- Material supplied -
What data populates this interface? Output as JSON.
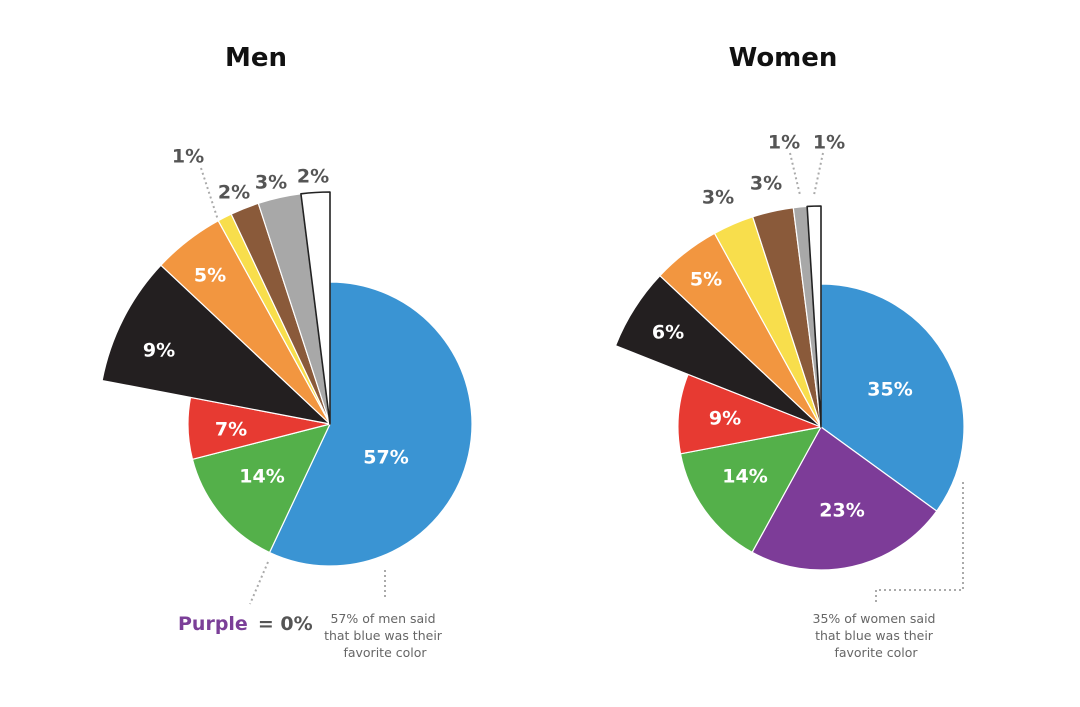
{
  "chart_data": [
    {
      "type": "pie",
      "title": "Men",
      "slices": [
        {
          "label": "57%",
          "value": 57,
          "color": "#3a94d3",
          "exploded": false
        },
        {
          "label": "14%",
          "value": 14,
          "color": "#54b04a",
          "exploded": false
        },
        {
          "label": "7%",
          "value": 7,
          "color": "#e73a32",
          "exploded": false
        },
        {
          "label": "9%",
          "value": 9,
          "color": "#231f20",
          "exploded": true
        },
        {
          "label": "5%",
          "value": 5,
          "color": "#f29640",
          "exploded": true
        },
        {
          "label": "1%",
          "value": 1,
          "color": "#f8de4c",
          "exploded": true
        },
        {
          "label": "2%",
          "value": 2,
          "color": "#8a5a3a",
          "exploded": true
        },
        {
          "label": "3%",
          "value": 3,
          "color": "#a8a8a8",
          "exploded": true
        },
        {
          "label": "2%",
          "value": 2,
          "color": "#ffffff",
          "exploded": true
        }
      ],
      "annotations": {
        "purple_word": "Purple",
        "purple_value": "= 0%",
        "note": [
          "57% of men said",
          "that blue was their",
          "favorite color"
        ]
      }
    },
    {
      "type": "pie",
      "title": "Women",
      "slices": [
        {
          "label": "35%",
          "value": 35,
          "color": "#3a94d3",
          "exploded": false
        },
        {
          "label": "23%",
          "value": 23,
          "color": "#7d3c98",
          "exploded": false
        },
        {
          "label": "14%",
          "value": 14,
          "color": "#54b04a",
          "exploded": false
        },
        {
          "label": "9%",
          "value": 9,
          "color": "#e73a32",
          "exploded": false
        },
        {
          "label": "6%",
          "value": 6,
          "color": "#231f20",
          "exploded": true
        },
        {
          "label": "5%",
          "value": 5,
          "color": "#f29640",
          "exploded": true
        },
        {
          "label": "3%",
          "value": 3,
          "color": "#f8de4c",
          "exploded": true
        },
        {
          "label": "3%",
          "value": 3,
          "color": "#8a5a3a",
          "exploded": true
        },
        {
          "label": "1%",
          "value": 1,
          "color": "#a8a8a8",
          "exploded": true
        },
        {
          "label": "1%",
          "value": 1,
          "color": "#ffffff",
          "exploded": true
        }
      ],
      "annotations": {
        "note": [
          "35% of women said",
          "that blue was their",
          "favorite color"
        ]
      }
    }
  ]
}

- Aim -
All of the records above must be copied exactly, except for the pictures.

- Written solution -
What data populates this interface? Output as JSON.
{
  "chart_data": [
    {
      "type": "pie",
      "title": "Men",
      "slices": [
        {
          "label": "57%",
          "value": 57,
          "color": "#3a94d3",
          "exploded": false
        },
        {
          "label": "14%",
          "value": 14,
          "color": "#54b04a",
          "exploded": false
        },
        {
          "label": "7%",
          "value": 7,
          "color": "#e73a32",
          "exploded": false
        },
        {
          "label": "9%",
          "value": 9,
          "color": "#231f20",
          "exploded": true
        },
        {
          "label": "5%",
          "value": 5,
          "color": "#f29640",
          "exploded": true
        },
        {
          "label": "1%",
          "value": 1,
          "color": "#f8de4c",
          "exploded": true
        },
        {
          "label": "2%",
          "value": 2,
          "color": "#8a5a3a",
          "exploded": true
        },
        {
          "label": "3%",
          "value": 3,
          "color": "#a8a8a8",
          "exploded": true
        },
        {
          "label": "2%",
          "value": 2,
          "color": "#ffffff",
          "exploded": true
        }
      ],
      "annotations": {
        "purple_word": "Purple",
        "purple_value": "= 0%",
        "note": [
          "57% of men said",
          "that blue was their",
          "favorite color"
        ]
      }
    },
    {
      "type": "pie",
      "title": "Women",
      "slices": [
        {
          "label": "35%",
          "value": 35,
          "color": "#3a94d3",
          "exploded": false
        },
        {
          "label": "23%",
          "value": 23,
          "color": "#7d3c98",
          "exploded": false
        },
        {
          "label": "14%",
          "value": 14,
          "color": "#54b04a",
          "exploded": false
        },
        {
          "label": "9%",
          "value": 9,
          "color": "#e73a32",
          "exploded": false
        },
        {
          "label": "6%",
          "value": 6,
          "color": "#231f20",
          "exploded": true
        },
        {
          "label": "5%",
          "value": 5,
          "color": "#f29640",
          "exploded": true
        },
        {
          "label": "3%",
          "value": 3,
          "color": "#f8de4c",
          "exploded": true
        },
        {
          "label": "3%",
          "value": 3,
          "color": "#8a5a3a",
          "exploded": true
        },
        {
          "label": "1%",
          "value": 1,
          "color": "#a8a8a8",
          "exploded": true
        },
        {
          "label": "1%",
          "value": 1,
          "color": "#ffffff",
          "exploded": true
        }
      ],
      "annotations": {
        "note": [
          "35% of women said",
          "that blue was their",
          "favorite color"
        ]
      }
    }
  ]
}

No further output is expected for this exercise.